● **WHAT THIS TASK INVOLVES**: Count the lines below that contain the word "RATE", and give only that number.

Stored records
────────────────────
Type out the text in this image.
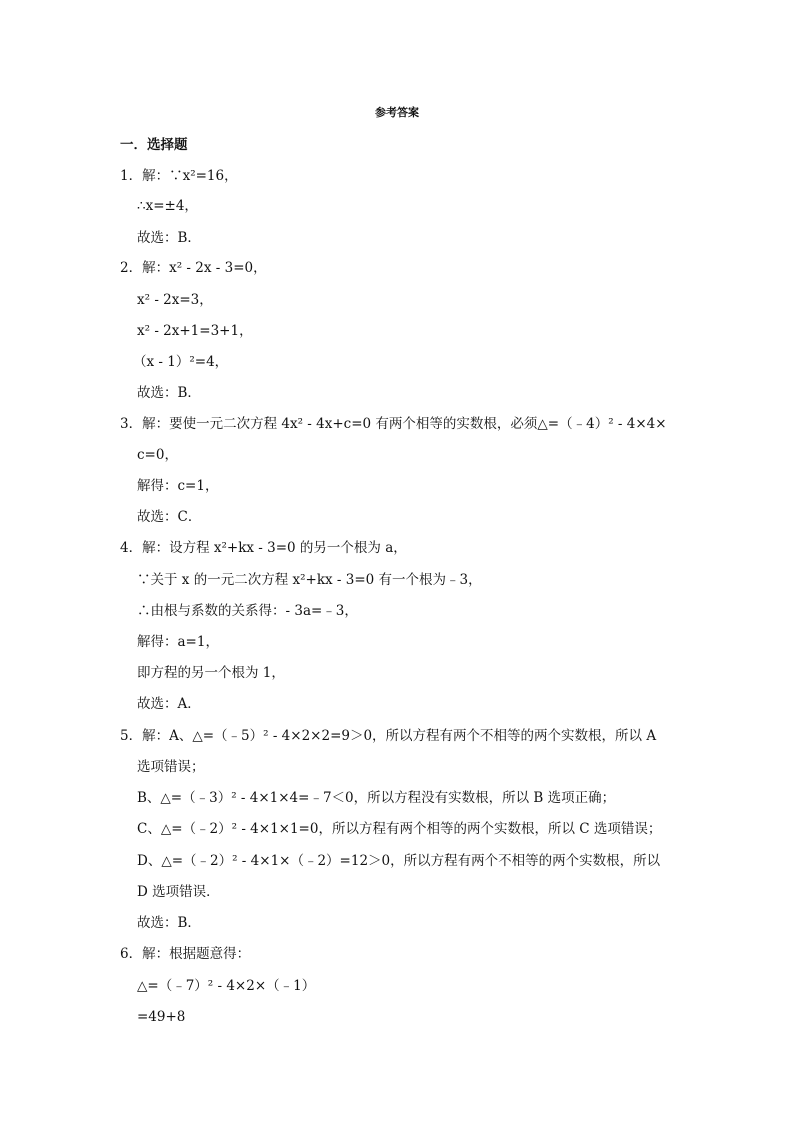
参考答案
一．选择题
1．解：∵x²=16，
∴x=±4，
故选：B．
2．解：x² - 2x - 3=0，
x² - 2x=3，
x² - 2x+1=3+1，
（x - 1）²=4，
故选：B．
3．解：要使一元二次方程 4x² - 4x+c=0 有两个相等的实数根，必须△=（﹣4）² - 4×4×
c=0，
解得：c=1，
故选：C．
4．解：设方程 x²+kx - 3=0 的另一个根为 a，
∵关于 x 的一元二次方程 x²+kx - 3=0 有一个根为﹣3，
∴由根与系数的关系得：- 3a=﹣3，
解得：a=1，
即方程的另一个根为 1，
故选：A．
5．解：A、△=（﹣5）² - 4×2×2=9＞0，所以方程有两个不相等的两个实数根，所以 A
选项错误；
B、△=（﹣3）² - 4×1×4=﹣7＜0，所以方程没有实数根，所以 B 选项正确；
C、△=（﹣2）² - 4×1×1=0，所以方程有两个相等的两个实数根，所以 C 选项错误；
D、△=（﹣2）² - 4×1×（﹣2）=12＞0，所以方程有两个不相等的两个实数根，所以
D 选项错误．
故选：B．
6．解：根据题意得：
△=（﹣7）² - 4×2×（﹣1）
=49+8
────────────────────
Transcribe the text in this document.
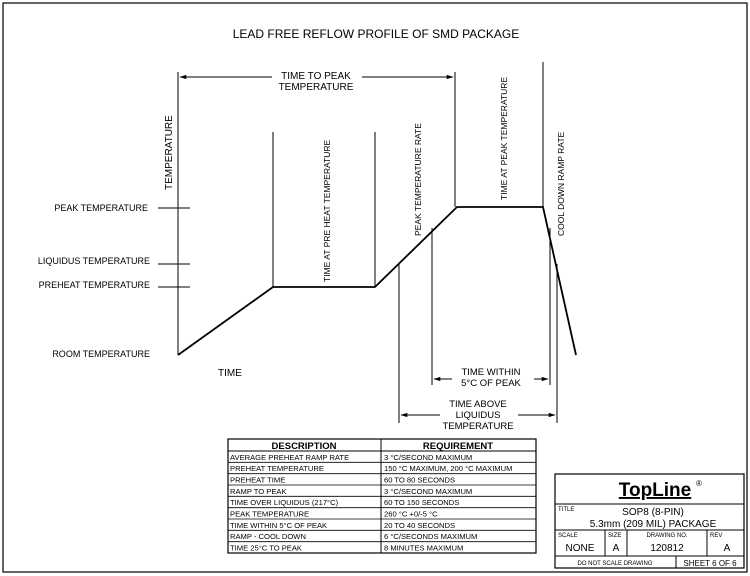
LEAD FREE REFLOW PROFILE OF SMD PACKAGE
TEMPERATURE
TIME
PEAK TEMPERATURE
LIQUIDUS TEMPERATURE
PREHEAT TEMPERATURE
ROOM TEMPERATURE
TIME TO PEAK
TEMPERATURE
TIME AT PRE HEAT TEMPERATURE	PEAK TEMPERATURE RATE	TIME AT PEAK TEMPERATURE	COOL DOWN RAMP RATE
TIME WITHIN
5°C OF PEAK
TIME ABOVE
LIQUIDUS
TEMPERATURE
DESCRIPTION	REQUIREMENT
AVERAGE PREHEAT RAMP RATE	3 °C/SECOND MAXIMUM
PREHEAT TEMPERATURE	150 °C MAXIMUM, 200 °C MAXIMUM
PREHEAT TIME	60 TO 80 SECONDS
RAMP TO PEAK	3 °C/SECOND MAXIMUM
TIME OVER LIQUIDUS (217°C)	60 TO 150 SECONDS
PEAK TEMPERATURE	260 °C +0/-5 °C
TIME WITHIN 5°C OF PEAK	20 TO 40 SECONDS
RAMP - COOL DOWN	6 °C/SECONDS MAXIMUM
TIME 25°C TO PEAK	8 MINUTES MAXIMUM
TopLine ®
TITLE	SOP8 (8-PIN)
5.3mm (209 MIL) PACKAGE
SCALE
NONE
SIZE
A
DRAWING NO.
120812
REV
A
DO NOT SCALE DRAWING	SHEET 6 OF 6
────────────────────
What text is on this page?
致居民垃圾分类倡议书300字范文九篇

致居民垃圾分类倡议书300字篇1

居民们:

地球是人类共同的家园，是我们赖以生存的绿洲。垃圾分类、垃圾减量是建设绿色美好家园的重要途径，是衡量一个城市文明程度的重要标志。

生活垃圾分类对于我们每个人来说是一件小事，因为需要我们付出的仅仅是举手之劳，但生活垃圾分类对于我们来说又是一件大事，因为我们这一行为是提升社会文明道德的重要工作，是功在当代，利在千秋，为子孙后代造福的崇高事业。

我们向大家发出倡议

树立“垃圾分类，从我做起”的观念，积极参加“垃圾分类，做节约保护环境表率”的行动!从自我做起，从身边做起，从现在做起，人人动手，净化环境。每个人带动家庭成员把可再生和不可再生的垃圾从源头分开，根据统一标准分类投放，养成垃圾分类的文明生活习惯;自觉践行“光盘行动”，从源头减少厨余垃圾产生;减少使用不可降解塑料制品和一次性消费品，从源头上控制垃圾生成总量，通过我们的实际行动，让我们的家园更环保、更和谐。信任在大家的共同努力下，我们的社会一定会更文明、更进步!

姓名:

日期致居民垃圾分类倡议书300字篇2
────────────────────
● **EXPECTED ANSWER**: 2